Written task => Copy each entry as it stands, leaving nothing out.

Material to process =>

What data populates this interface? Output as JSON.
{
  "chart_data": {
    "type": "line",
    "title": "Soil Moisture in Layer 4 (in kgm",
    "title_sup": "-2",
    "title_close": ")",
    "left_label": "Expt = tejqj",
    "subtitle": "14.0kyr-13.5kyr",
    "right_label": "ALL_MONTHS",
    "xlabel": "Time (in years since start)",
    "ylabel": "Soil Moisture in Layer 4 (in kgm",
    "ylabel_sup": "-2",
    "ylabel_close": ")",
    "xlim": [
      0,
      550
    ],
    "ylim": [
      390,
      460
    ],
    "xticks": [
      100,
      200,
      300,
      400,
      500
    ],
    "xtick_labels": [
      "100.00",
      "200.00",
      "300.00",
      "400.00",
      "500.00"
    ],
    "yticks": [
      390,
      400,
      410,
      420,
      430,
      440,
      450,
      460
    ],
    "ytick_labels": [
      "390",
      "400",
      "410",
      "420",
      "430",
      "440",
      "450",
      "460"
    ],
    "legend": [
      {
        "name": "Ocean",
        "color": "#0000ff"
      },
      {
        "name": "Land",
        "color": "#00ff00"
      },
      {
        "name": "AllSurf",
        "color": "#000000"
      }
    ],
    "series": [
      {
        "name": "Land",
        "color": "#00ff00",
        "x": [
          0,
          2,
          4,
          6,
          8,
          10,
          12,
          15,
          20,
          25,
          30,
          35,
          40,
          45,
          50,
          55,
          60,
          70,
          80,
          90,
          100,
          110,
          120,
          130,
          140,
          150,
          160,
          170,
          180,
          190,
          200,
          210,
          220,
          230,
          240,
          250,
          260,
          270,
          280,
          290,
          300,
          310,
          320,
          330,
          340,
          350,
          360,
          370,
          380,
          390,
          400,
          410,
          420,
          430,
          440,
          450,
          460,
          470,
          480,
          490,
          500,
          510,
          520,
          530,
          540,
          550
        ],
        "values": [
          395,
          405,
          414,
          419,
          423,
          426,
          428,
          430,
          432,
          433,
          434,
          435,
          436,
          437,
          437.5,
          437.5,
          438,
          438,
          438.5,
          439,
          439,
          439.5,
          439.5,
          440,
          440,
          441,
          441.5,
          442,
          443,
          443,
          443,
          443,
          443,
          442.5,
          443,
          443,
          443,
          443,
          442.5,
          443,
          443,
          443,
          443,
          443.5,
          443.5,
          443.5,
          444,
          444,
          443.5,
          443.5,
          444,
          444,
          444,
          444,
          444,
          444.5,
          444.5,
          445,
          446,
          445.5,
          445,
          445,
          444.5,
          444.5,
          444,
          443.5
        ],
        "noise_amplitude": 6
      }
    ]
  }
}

Written response =>
What data populates this interface? Output as JSON.
{
  "chart_data": {
    "type": "line",
    "title": "Soil Moisture in Layer 4 (in kgm",
    "title_sup": "-2",
    "title_close": ")",
    "left_label": "Expt = tejqj",
    "subtitle": "14.0kyr-13.5kyr",
    "right_label": "ALL_MONTHS",
    "xlabel": "Time (in years since start)",
    "ylabel": "Soil Moisture in Layer 4 (in kgm",
    "ylabel_sup": "-2",
    "ylabel_close": ")",
    "xlim": [
      0,
      550
    ],
    "ylim": [
      390,
      460
    ],
    "xticks": [
      100,
      200,
      300,
      400,
      500
    ],
    "xtick_labels": [
      "100.00",
      "200.00",
      "300.00",
      "400.00",
      "500.00"
    ],
    "yticks": [
      390,
      400,
      410,
      420,
      430,
      440,
      450,
      460
    ],
    "ytick_labels": [
      "390",
      "400",
      "410",
      "420",
      "430",
      "440",
      "450",
      "460"
    ],
    "legend": [
      {
        "name": "Ocean",
        "color": "#0000ff"
      },
      {
        "name": "Land",
        "color": "#00ff00"
      },
      {
        "name": "AllSurf",
        "color": "#000000"
      }
    ],
    "series": [
      {
        "name": "Land",
        "color": "#00ff00",
        "x": [
          0,
          2,
          4,
          6,
          8,
          10,
          12,
          15,
          20,
          25,
          30,
          35,
          40,
          45,
          50,
          55,
          60,
          70,
          80,
          90,
          100,
          110,
          120,
          130,
          140,
          150,
          160,
          170,
          180,
          190,
          200,
          210,
          220,
          230,
          240,
          250,
          260,
          270,
          280,
          290,
          300,
          310,
          320,
          330,
          340,
          350,
          360,
          370,
          380,
          390,
          400,
          410,
          420,
          430,
          440,
          450,
          460,
          470,
          480,
          490,
          500,
          510,
          520,
          530,
          540,
          550
        ],
        "values": [
          395,
          405,
          414,
          419,
          423,
          426,
          428,
          430,
          432,
          433,
          434,
          435,
          436,
          437,
          437.5,
          437.5,
          438,
          438,
          438.5,
          439,
          439,
          439.5,
          439.5,
          440,
          440,
          441,
          441.5,
          442,
          443,
          443,
          443,
          443,
          443,
          442.5,
          443,
          443,
          443,
          443,
          442.5,
          443,
          443,
          443,
          443,
          443.5,
          443.5,
          443.5,
          444,
          444,
          443.5,
          443.5,
          444,
          444,
          444,
          444,
          444,
          444.5,
          444.5,
          445,
          446,
          445.5,
          445,
          445,
          444.5,
          444.5,
          444,
          443.5
        ],
        "noise_amplitude": 6
      }
    ]
  }
}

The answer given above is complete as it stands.